> _Extracted records_:
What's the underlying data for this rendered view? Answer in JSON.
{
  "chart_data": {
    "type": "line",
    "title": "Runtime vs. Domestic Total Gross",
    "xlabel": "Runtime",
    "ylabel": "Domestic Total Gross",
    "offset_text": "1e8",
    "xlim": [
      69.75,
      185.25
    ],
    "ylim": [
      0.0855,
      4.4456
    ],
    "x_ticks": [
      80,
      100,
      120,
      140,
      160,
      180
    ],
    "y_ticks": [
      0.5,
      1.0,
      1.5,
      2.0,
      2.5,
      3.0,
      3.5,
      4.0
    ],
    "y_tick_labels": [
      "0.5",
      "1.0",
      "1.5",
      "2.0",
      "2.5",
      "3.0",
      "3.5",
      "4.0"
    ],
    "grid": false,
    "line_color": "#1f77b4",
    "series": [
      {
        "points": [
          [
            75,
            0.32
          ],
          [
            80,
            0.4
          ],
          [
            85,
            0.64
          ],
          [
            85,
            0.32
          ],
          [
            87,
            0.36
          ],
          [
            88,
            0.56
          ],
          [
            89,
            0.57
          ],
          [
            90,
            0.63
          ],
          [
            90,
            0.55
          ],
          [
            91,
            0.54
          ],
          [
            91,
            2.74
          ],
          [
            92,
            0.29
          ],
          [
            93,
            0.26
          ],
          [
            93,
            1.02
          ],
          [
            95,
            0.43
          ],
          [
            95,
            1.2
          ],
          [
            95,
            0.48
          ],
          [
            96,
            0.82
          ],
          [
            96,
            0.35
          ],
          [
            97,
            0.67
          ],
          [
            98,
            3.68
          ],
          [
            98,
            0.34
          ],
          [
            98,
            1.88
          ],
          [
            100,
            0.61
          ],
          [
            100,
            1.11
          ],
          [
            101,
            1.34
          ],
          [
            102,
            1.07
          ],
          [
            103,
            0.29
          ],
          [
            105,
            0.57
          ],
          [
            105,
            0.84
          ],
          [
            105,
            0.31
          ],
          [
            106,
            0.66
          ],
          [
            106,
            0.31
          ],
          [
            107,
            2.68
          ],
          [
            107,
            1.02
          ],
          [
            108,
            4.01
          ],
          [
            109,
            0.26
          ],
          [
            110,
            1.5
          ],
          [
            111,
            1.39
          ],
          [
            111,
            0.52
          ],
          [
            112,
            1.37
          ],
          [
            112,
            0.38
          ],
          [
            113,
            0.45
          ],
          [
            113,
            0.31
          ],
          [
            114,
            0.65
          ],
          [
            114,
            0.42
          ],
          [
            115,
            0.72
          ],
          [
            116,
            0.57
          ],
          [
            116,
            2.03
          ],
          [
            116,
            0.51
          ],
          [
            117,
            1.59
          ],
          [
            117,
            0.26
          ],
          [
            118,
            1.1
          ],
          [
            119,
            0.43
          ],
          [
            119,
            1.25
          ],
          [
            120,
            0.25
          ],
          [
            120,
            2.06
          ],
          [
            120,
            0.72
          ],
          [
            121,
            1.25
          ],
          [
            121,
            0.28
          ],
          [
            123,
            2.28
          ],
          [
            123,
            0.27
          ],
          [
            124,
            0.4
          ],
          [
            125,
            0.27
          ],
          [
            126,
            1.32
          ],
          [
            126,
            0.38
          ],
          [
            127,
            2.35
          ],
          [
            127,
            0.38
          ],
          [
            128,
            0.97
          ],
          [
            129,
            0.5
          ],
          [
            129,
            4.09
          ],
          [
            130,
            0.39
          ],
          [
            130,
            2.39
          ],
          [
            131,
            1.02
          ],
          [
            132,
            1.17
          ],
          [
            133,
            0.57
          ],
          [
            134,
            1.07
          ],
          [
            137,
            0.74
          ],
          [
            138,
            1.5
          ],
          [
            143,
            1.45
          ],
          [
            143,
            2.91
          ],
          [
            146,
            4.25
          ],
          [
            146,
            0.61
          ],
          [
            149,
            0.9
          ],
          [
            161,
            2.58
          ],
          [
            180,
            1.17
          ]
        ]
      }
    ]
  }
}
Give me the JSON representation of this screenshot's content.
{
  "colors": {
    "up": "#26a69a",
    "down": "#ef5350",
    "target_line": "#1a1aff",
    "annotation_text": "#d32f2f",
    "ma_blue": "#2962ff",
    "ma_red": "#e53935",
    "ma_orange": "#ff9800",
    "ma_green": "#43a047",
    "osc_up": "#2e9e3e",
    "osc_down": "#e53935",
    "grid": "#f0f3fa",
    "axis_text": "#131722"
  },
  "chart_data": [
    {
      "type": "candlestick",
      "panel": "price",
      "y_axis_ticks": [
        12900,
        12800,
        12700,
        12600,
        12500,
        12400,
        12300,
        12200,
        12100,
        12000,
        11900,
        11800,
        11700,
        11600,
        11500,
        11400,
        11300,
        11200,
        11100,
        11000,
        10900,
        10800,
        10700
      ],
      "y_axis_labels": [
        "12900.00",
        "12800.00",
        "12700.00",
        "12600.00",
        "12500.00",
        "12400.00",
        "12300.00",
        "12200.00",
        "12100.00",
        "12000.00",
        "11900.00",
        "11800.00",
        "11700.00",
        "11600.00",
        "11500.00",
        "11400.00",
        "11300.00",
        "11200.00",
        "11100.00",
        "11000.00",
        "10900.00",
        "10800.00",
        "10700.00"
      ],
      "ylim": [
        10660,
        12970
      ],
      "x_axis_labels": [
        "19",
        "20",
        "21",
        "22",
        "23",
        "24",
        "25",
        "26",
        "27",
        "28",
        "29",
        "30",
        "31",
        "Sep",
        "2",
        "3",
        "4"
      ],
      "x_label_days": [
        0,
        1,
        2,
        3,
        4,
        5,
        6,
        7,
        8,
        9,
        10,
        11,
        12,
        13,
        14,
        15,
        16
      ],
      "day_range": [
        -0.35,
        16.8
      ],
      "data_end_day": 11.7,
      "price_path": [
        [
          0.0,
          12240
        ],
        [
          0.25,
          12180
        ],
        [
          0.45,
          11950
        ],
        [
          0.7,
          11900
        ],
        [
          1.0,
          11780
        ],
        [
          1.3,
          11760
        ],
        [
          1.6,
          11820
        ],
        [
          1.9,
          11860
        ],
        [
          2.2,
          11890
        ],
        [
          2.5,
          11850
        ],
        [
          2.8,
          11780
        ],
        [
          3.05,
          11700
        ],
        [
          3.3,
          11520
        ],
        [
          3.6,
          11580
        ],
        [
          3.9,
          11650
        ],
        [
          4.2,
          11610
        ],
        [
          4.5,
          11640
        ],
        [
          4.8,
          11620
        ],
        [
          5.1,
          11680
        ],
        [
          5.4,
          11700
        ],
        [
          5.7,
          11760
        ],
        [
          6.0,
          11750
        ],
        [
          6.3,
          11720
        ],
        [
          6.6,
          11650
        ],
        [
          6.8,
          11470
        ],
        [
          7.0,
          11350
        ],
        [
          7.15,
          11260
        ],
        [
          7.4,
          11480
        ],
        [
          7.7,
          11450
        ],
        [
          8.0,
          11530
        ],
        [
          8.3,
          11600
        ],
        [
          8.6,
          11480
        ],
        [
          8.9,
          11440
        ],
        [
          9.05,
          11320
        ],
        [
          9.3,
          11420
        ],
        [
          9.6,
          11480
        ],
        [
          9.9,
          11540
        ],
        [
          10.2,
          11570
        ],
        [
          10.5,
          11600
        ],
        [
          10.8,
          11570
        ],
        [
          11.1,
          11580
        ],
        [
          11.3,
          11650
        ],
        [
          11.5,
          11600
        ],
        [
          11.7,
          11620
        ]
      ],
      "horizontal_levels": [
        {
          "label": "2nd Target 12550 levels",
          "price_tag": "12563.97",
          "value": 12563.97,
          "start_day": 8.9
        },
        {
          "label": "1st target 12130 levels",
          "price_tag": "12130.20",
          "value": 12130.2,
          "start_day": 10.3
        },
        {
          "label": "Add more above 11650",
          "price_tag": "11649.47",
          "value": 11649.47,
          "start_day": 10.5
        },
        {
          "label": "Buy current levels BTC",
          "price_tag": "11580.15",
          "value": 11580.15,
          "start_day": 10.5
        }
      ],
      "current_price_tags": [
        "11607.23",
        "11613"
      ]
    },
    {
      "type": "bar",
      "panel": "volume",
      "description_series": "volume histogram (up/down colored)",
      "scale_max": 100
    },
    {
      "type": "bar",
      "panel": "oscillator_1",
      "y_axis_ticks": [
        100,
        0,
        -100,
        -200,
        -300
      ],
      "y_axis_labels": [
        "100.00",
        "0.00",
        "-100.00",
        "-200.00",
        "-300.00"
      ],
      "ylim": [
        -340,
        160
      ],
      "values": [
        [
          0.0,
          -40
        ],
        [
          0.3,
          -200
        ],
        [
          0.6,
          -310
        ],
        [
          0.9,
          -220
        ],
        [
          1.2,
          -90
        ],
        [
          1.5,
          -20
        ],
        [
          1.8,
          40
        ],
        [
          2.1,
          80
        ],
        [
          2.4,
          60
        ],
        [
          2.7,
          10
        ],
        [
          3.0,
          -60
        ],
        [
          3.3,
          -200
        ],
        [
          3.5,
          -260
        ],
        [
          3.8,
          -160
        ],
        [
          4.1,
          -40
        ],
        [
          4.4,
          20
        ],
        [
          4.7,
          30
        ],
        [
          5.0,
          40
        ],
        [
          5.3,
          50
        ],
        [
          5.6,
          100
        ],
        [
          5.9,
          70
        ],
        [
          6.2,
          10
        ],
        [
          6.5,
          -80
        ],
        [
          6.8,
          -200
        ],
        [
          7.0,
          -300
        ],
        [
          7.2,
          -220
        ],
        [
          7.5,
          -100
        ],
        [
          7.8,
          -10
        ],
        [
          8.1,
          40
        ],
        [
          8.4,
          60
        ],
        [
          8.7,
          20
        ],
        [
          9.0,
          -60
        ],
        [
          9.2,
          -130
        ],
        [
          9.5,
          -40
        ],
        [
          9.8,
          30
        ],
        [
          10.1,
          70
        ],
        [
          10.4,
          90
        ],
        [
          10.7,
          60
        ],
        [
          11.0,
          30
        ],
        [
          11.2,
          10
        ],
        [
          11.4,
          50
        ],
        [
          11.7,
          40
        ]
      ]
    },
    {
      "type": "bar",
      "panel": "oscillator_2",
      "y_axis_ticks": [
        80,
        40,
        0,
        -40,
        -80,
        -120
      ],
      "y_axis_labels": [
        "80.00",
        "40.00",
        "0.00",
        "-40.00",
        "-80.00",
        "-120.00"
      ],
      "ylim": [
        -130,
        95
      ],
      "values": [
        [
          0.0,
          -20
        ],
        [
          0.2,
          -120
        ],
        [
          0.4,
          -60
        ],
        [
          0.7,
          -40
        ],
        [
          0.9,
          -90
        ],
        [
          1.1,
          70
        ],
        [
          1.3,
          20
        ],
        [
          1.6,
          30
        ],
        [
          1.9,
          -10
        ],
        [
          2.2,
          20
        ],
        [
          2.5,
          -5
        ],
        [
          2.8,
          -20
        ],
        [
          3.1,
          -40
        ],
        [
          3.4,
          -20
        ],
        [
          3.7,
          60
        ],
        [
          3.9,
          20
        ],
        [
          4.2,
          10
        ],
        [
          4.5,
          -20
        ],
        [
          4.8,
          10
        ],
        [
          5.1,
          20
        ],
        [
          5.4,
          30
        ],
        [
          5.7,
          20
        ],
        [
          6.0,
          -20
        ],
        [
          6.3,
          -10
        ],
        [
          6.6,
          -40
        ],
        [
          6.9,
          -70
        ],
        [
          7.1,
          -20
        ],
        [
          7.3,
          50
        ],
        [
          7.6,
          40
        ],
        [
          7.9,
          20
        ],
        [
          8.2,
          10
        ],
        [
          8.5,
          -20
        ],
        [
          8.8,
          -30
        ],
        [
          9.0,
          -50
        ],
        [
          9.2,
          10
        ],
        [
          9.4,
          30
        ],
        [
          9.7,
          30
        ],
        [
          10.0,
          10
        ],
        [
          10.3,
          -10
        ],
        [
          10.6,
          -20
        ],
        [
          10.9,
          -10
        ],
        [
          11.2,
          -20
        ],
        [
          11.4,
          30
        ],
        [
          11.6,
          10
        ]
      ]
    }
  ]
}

> _Written exercise_:
In the listing above, locate each line with "Gross" and copy it.

> _Result of the exercise_:
    "title": "Runtime vs. Domestic Total Gross",
    "ylabel": "Domestic Total Gross",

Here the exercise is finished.